## Task details
Copy each entry as it stands, leaving nothing out.

───── Listed entries ─────

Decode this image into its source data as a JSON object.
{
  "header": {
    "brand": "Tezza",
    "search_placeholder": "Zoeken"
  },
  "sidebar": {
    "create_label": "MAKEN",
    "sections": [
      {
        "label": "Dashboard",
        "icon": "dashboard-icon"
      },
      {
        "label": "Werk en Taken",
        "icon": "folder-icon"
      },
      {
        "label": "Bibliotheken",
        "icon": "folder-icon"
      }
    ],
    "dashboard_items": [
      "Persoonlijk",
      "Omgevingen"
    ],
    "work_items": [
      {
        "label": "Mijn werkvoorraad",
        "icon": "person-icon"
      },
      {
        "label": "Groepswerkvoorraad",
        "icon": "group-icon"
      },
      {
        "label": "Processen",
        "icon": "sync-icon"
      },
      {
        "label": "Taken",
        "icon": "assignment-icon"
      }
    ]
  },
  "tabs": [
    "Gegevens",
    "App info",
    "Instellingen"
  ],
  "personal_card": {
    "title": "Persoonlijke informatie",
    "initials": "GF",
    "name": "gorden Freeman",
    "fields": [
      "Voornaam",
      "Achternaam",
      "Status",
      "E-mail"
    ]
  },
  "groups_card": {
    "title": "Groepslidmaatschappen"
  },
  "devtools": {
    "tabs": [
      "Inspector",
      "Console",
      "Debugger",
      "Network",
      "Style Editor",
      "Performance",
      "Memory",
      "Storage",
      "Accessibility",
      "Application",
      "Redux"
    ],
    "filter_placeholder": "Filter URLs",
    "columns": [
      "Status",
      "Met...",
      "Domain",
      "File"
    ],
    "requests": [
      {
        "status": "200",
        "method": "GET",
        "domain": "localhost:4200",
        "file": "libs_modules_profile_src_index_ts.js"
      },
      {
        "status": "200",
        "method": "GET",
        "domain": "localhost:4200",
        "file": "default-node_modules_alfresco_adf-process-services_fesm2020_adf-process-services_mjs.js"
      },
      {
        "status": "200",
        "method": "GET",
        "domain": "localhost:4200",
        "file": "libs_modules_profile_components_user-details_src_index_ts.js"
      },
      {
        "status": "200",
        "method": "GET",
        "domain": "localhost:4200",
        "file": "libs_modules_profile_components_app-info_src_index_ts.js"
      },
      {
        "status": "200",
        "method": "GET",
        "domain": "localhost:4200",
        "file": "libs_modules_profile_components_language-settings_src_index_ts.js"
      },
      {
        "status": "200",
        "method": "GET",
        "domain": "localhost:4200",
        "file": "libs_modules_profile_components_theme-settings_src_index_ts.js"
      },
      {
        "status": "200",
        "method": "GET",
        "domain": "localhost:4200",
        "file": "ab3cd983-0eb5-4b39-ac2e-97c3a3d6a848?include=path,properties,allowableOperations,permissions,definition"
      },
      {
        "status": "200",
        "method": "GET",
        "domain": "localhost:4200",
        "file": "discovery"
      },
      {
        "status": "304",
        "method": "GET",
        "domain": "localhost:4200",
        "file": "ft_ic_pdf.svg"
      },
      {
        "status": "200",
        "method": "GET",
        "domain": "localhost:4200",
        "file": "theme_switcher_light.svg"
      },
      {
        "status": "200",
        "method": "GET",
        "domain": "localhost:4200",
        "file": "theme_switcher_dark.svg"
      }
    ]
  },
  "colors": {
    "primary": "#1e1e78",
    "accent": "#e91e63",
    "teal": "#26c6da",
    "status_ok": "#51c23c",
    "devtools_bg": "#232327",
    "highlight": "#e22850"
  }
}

─────

## The output
Decode this image into its source data as a JSON object.
{
  "header": {
    "brand": "Tezza",
    "search_placeholder": "Zoeken"
  },
  "sidebar": {
    "create_label": "MAKEN",
    "sections": [
      {
        "label": "Dashboard",
        "icon": "dashboard-icon"
      },
      {
        "label": "Werk en Taken",
        "icon": "folder-icon"
      },
      {
        "label": "Bibliotheken",
        "icon": "folder-icon"
      }
    ],
    "dashboard_items": [
      "Persoonlijk",
      "Omgevingen"
    ],
    "work_items": [
      {
        "label": "Mijn werkvoorraad",
        "icon": "person-icon"
      },
      {
        "label": "Groepswerkvoorraad",
        "icon": "group-icon"
      },
      {
        "label": "Processen",
        "icon": "sync-icon"
      },
      {
        "label": "Taken",
        "icon": "assignment-icon"
      }
    ]
  },
  "tabs": [
    "Gegevens",
    "App info",
    "Instellingen"
  ],
  "personal_card": {
    "title": "Persoonlijke informatie",
    "initials": "GF",
    "name": "gorden Freeman",
    "fields": [
      "Voornaam",
      "Achternaam",
      "Status",
      "E-mail"
    ]
  },
  "groups_card": {
    "title": "Groepslidmaatschappen"
  },
  "devtools": {
    "tabs": [
      "Inspector",
      "Console",
      "Debugger",
      "Network",
      "Style Editor",
      "Performance",
      "Memory",
      "Storage",
      "Accessibility",
      "Application",
      "Redux"
    ],
    "filter_placeholder": "Filter URLs",
    "columns": [
      "Status",
      "Met...",
      "Domain",
      "File"
    ],
    "requests": [
      {
        "status": "200",
        "method": "GET",
        "domain": "localhost:4200",
        "file": "libs_modules_profile_src_index_ts.js"
      },
      {
        "status": "200",
        "method": "GET",
        "domain": "localhost:4200",
        "file": "default-node_modules_alfresco_adf-process-services_fesm2020_adf-process-services_mjs.js"
      },
      {
        "status": "200",
        "method": "GET",
        "domain": "localhost:4200",
        "file": "libs_modules_profile_components_user-details_src_index_ts.js"
      },
      {
        "status": "200",
        "method": "GET",
        "domain": "localhost:4200",
        "file": "libs_modules_profile_components_app-info_src_index_ts.js"
      },
      {
        "status": "200",
        "method": "GET",
        "domain": "localhost:4200",
        "file": "libs_modules_profile_components_language-settings_src_index_ts.js"
      },
      {
        "status": "200",
        "method": "GET",
        "domain": "localhost:4200",
        "file": "libs_modules_profile_components_theme-settings_src_index_ts.js"
      },
      {
        "status": "200",
        "method": "GET",
        "domain": "localhost:4200",
        "file": "ab3cd983-0eb5-4b39-ac2e-97c3a3d6a848?include=path,properties,allowableOperations,permissions,definition"
      },
      {
        "status": "200",
        "method": "GET",
        "domain": "localhost:4200",
        "file": "discovery"
      },
      {
        "status": "304",
        "method": "GET",
        "domain": "localhost:4200",
        "file": "ft_ic_pdf.svg"
      },
      {
        "status": "200",
        "method": "GET",
        "domain": "localhost:4200",
        "file": "theme_switcher_light.svg"
      },
      {
        "status": "200",
        "method": "GET",
        "domain": "localhost:4200",
        "file": "theme_switcher_dark.svg"
      }
    ]
  },
  "colors": {
    "primary": "#1e1e78",
    "accent": "#e91e63",
    "teal": "#26c6da",
    "status_ok": "#51c23c",
    "devtools_bg": "#232327",
    "highlight": "#e22850"
  }
}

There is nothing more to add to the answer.